WHAT THE TASK REQUIRES :: Only the lines from the one containing "Give me the" through the end of the data below should be copied, each exactly as written and with both ends kept.

------ INPUT RECORDS

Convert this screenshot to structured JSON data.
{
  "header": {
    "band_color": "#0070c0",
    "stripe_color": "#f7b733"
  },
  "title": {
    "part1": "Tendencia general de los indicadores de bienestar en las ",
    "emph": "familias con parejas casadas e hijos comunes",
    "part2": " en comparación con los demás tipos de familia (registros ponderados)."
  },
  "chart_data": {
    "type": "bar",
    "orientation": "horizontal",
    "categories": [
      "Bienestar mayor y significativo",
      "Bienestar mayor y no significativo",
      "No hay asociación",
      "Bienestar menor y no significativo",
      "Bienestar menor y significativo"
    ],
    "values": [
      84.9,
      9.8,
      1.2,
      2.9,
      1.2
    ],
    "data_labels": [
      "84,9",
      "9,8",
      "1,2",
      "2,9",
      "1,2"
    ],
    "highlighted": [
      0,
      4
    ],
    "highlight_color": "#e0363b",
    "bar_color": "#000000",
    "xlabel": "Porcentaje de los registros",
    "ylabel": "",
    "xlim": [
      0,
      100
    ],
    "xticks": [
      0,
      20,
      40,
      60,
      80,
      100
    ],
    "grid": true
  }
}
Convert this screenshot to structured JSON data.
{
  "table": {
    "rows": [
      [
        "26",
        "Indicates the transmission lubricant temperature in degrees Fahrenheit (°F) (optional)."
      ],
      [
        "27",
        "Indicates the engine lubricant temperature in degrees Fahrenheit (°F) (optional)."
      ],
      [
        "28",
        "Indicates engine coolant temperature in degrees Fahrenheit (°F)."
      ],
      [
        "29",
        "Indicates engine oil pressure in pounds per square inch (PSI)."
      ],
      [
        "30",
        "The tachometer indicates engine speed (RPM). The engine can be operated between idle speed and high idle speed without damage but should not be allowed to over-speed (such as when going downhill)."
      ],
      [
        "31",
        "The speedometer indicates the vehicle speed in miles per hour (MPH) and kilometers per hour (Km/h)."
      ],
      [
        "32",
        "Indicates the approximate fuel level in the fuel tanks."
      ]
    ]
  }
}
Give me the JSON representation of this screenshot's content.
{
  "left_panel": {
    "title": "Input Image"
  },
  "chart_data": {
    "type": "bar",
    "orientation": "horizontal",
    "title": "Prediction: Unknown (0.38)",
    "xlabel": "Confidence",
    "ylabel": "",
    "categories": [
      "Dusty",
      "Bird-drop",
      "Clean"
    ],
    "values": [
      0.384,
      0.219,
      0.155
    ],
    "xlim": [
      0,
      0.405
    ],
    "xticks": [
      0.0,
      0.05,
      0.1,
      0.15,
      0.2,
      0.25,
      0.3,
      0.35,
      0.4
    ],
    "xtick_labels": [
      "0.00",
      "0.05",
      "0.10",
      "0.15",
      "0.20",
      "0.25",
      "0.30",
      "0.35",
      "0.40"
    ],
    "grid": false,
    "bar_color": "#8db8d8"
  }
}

------------

FULL ANSWER ::
Give me the JSON representation of this screenshot's content.
{
  "left_panel": {
    "title": "Input Image"
  },
  "chart_data": {
    "type": "bar",
    "orientation": "horizontal",
    "title": "Prediction: Unknown (0.38)",
    "xlabel": "Confidence",
    "ylabel": "",
    "categories": [
      "Dusty",
      "Bird-drop",
      "Clean"
    ],
    "values": [
      0.384,
      0.219,
      0.155
    ],
    "xlim": [
      0,
      0.405
    ],
    "xticks": [
      0.0,
      0.05,
      0.1,
      0.15,
      0.2,
      0.25,
      0.3,
      0.35,
      0.4
    ],
    "xtick_labels": [
      "0.00",
      "0.05",
      "0.10",
      "0.15",
      "0.20",
      "0.25",
      "0.30",
      "0.35",
      "0.40"
    ],
    "grid": false,
    "bar_color": "#8db8d8"
  }
}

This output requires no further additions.